▼

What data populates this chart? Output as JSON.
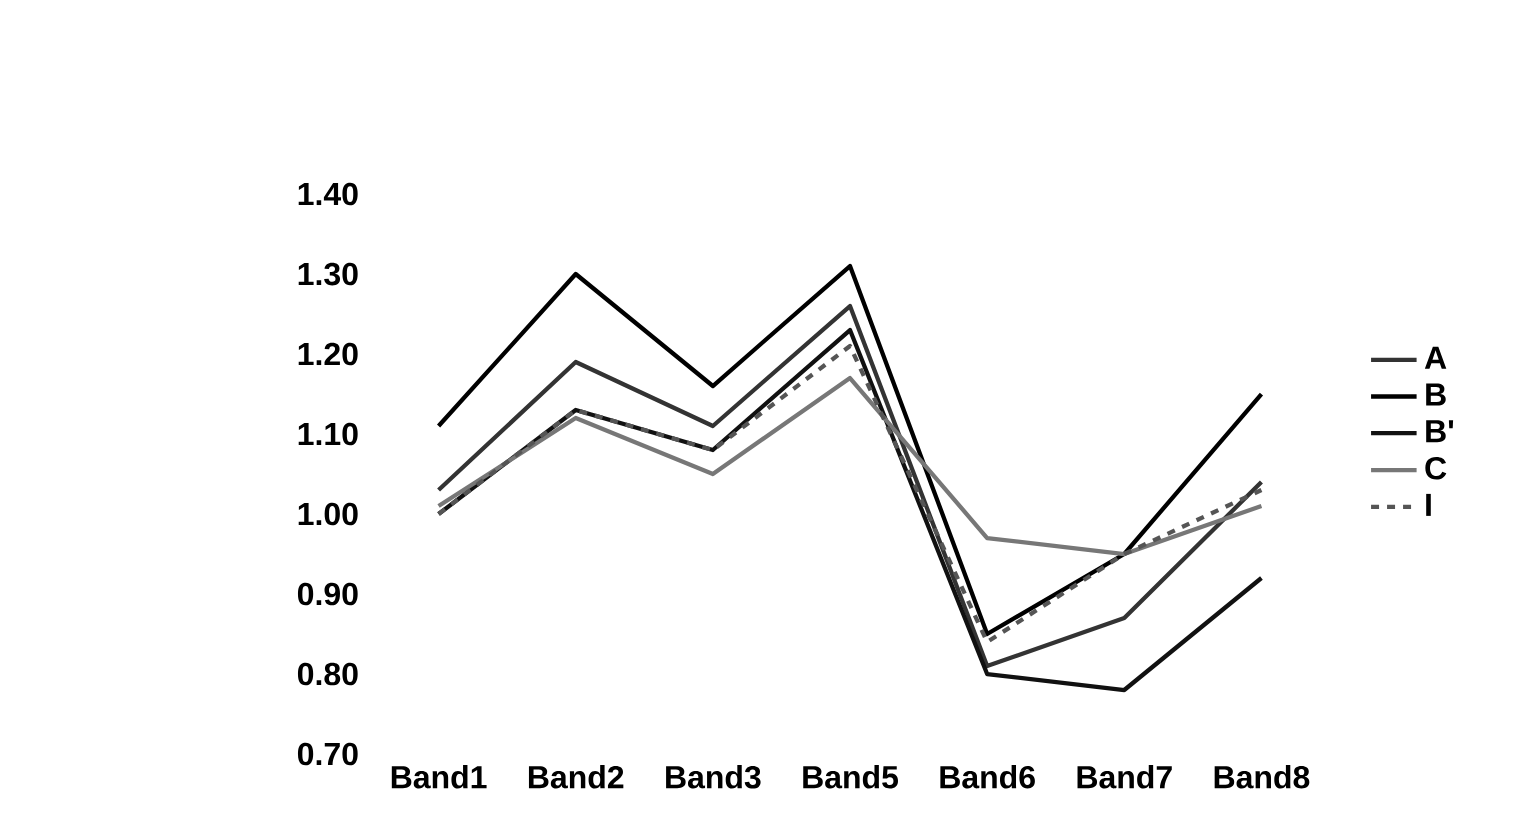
{
  "chart_data": {
    "type": "line",
    "categories": [
      "Band1",
      "Band2",
      "Band3",
      "Band5",
      "Band6",
      "Band7",
      "Band8"
    ],
    "series": [
      {
        "name": "A",
        "color": "#333333",
        "line_style": "solid",
        "values": [
          1.03,
          1.19,
          1.11,
          1.26,
          0.81,
          0.87,
          1.04
        ]
      },
      {
        "name": "B",
        "color": "#000000",
        "line_style": "solid",
        "values": [
          1.11,
          1.3,
          1.16,
          1.31,
          0.85,
          0.95,
          1.15
        ]
      },
      {
        "name": "B'",
        "color": "#111111",
        "line_style": "solid",
        "values": [
          1.0,
          1.13,
          1.08,
          1.23,
          0.8,
          0.78,
          0.92
        ]
      },
      {
        "name": "C",
        "color": "#777777",
        "line_style": "solid",
        "values": [
          1.01,
          1.12,
          1.05,
          1.17,
          0.97,
          0.95,
          1.01
        ]
      },
      {
        "name": "I",
        "color": "#555555",
        "line_style": "dashed",
        "values": [
          1.0,
          1.13,
          1.08,
          1.21,
          0.84,
          0.95,
          1.03
        ]
      }
    ],
    "ylim": [
      0.7,
      1.4
    ],
    "yticks": [
      {
        "value": 0.7,
        "label": "0.70"
      },
      {
        "value": 0.8,
        "label": "0.80"
      },
      {
        "value": 0.9,
        "label": "0.90"
      },
      {
        "value": 1.0,
        "label": "1.00"
      },
      {
        "value": 1.1,
        "label": "1.10"
      },
      {
        "value": 1.2,
        "label": "1.20"
      },
      {
        "value": 1.3,
        "label": "1.30"
      },
      {
        "value": 1.4,
        "label": "1.40"
      }
    ],
    "grid": false,
    "legend": "right",
    "marker": "none"
  }
}
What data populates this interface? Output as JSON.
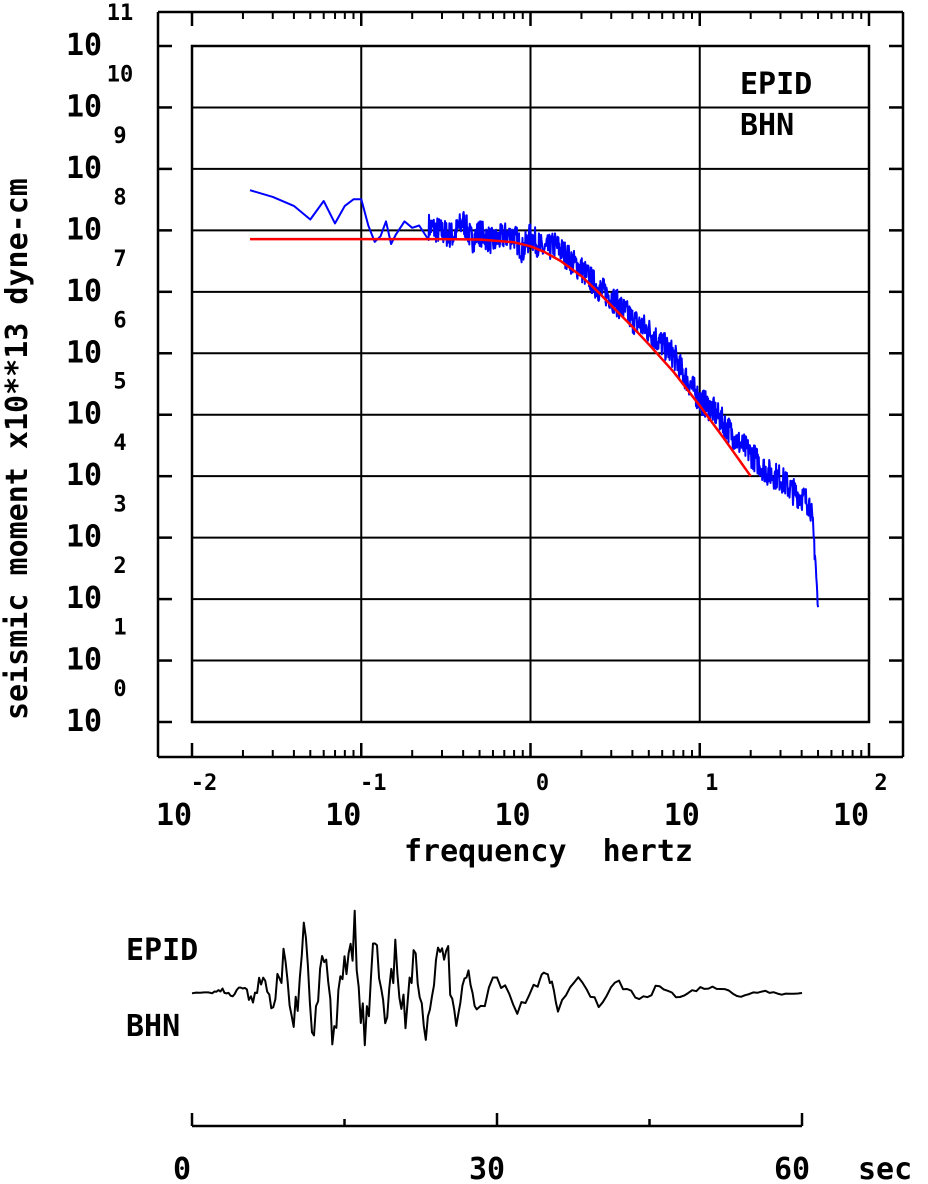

▲

EXERCISE PROMPT: Write out the full listing verbatim, excluding its pictures.

COMPLETE RESPONSE:
What data populates this chart? Output as JSON.
{
  "chart_data": {
    "type": "line",
    "categories": [
      "Band1",
      "Band2",
      "Band3",
      "Band5",
      "Band6",
      "Band7",
      "Band8"
    ],
    "series": [
      {
        "name": "A",
        "color": "#333333",
        "line_style": "solid",
        "values": [
          1.03,
          1.19,
          1.11,
          1.26,
          0.81,
          0.87,
          1.04
        ]
      },
      {
        "name": "B",
        "color": "#000000",
        "line_style": "solid",
        "values": [
          1.11,
          1.3,
          1.16,
          1.31,
          0.85,
          0.95,
          1.15
        ]
      },
      {
        "name": "B'",
        "color": "#111111",
        "line_style": "solid",
        "values": [
          1.0,
          1.13,
          1.08,
          1.23,
          0.8,
          0.78,
          0.92
        ]
      },
      {
        "name": "C",
        "color": "#777777",
        "line_style": "solid",
        "values": [
          1.01,
          1.12,
          1.05,
          1.17,
          0.97,
          0.95,
          1.01
        ]
      },
      {
        "name": "I",
        "color": "#555555",
        "line_style": "dashed",
        "values": [
          1.0,
          1.13,
          1.08,
          1.21,
          0.84,
          0.95,
          1.03
        ]
      }
    ],
    "ylim": [
      0.7,
      1.4
    ],
    "yticks": [
      {
        "value": 0.7,
        "label": "0.70"
      },
      {
        "value": 0.8,
        "label": "0.80"
      },
      {
        "value": 0.9,
        "label": "0.90"
      },
      {
        "value": 1.0,
        "label": "1.00"
      },
      {
        "value": 1.1,
        "label": "1.10"
      },
      {
        "value": 1.2,
        "label": "1.20"
      },
      {
        "value": 1.3,
        "label": "1.30"
      },
      {
        "value": 1.4,
        "label": "1.40"
      }
    ],
    "grid": false,
    "legend": "right",
    "marker": "none"
  }
}
What data populates this interface? Output as JSON.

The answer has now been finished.